Each record below should appear again exactly as written.

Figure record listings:
* Begin *

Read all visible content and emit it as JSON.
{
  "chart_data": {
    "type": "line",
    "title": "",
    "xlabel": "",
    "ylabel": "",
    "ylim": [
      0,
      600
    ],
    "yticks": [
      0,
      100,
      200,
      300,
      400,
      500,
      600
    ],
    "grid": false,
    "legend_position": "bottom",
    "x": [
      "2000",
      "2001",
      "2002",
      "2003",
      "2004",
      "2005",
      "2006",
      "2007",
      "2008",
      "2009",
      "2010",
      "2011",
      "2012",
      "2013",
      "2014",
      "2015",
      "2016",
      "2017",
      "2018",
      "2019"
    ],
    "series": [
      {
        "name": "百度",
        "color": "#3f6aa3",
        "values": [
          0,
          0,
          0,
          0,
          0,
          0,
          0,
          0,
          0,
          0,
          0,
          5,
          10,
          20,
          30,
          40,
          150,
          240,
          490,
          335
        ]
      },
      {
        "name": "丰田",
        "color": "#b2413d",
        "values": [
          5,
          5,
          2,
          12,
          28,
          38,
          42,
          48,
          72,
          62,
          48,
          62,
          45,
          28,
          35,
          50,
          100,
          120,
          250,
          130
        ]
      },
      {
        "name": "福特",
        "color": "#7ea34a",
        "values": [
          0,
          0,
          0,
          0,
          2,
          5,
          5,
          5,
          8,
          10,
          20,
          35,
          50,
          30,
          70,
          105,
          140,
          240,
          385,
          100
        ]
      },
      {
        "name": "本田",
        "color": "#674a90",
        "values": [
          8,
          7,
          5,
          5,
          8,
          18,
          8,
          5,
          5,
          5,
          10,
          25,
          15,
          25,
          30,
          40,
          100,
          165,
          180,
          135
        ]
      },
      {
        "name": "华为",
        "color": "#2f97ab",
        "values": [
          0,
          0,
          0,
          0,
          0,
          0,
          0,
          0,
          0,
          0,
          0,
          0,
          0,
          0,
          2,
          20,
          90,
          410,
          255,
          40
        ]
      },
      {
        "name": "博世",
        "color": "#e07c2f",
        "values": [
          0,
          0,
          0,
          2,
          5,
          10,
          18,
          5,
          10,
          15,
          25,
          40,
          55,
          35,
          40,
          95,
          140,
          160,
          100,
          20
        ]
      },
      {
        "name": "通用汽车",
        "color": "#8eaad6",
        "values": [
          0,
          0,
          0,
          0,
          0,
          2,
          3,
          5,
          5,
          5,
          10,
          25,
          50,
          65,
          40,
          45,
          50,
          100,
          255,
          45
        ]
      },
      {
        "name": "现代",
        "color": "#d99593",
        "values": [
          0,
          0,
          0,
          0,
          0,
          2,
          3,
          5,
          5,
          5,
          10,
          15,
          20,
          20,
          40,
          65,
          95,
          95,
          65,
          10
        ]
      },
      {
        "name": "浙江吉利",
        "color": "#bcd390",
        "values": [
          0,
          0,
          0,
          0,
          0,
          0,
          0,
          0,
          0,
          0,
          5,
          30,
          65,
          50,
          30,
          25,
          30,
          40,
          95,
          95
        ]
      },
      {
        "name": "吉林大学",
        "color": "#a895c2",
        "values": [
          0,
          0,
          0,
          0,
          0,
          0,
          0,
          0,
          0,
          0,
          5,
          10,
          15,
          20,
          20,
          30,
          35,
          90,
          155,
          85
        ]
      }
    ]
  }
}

* End *

=== Written solution ===
Read all visible content and emit it as JSON.
{
  "chart_data": {
    "type": "line",
    "title": "",
    "xlabel": "",
    "ylabel": "",
    "ylim": [
      0,
      600
    ],
    "yticks": [
      0,
      100,
      200,
      300,
      400,
      500,
      600
    ],
    "grid": false,
    "legend_position": "bottom",
    "x": [
      "2000",
      "2001",
      "2002",
      "2003",
      "2004",
      "2005",
      "2006",
      "2007",
      "2008",
      "2009",
      "2010",
      "2011",
      "2012",
      "2013",
      "2014",
      "2015",
      "2016",
      "2017",
      "2018",
      "2019"
    ],
    "series": [
      {
        "name": "百度",
        "color": "#3f6aa3",
        "values": [
          0,
          0,
          0,
          0,
          0,
          0,
          0,
          0,
          0,
          0,
          0,
          5,
          10,
          20,
          30,
          40,
          150,
          240,
          490,
          335
        ]
      },
      {
        "name": "丰田",
        "color": "#b2413d",
        "values": [
          5,
          5,
          2,
          12,
          28,
          38,
          42,
          48,
          72,
          62,
          48,
          62,
          45,
          28,
          35,
          50,
          100,
          120,
          250,
          130
        ]
      },
      {
        "name": "福特",
        "color": "#7ea34a",
        "values": [
          0,
          0,
          0,
          0,
          2,
          5,
          5,
          5,
          8,
          10,
          20,
          35,
          50,
          30,
          70,
          105,
          140,
          240,
          385,
          100
        ]
      },
      {
        "name": "本田",
        "color": "#674a90",
        "values": [
          8,
          7,
          5,
          5,
          8,
          18,
          8,
          5,
          5,
          5,
          10,
          25,
          15,
          25,
          30,
          40,
          100,
          165,
          180,
          135
        ]
      },
      {
        "name": "华为",
        "color": "#2f97ab",
        "values": [
          0,
          0,
          0,
          0,
          0,
          0,
          0,
          0,
          0,
          0,
          0,
          0,
          0,
          0,
          2,
          20,
          90,
          410,
          255,
          40
        ]
      },
      {
        "name": "博世",
        "color": "#e07c2f",
        "values": [
          0,
          0,
          0,
          2,
          5,
          10,
          18,
          5,
          10,
          15,
          25,
          40,
          55,
          35,
          40,
          95,
          140,
          160,
          100,
          20
        ]
      },
      {
        "name": "通用汽车",
        "color": "#8eaad6",
        "values": [
          0,
          0,
          0,
          0,
          0,
          2,
          3,
          5,
          5,
          5,
          10,
          25,
          50,
          65,
          40,
          45,
          50,
          100,
          255,
          45
        ]
      },
      {
        "name": "现代",
        "color": "#d99593",
        "values": [
          0,
          0,
          0,
          0,
          0,
          2,
          3,
          5,
          5,
          5,
          10,
          15,
          20,
          20,
          40,
          65,
          95,
          95,
          65,
          10
        ]
      },
      {
        "name": "浙江吉利",
        "color": "#bcd390",
        "values": [
          0,
          0,
          0,
          0,
          0,
          0,
          0,
          0,
          0,
          0,
          5,
          30,
          65,
          50,
          30,
          25,
          30,
          40,
          95,
          95
        ]
      },
      {
        "name": "吉林大学",
        "color": "#a895c2",
        "values": [
          0,
          0,
          0,
          0,
          0,
          0,
          0,
          0,
          0,
          0,
          5,
          10,
          15,
          20,
          20,
          30,
          35,
          90,
          155,
          85
        ]
      }
    ]
  }
}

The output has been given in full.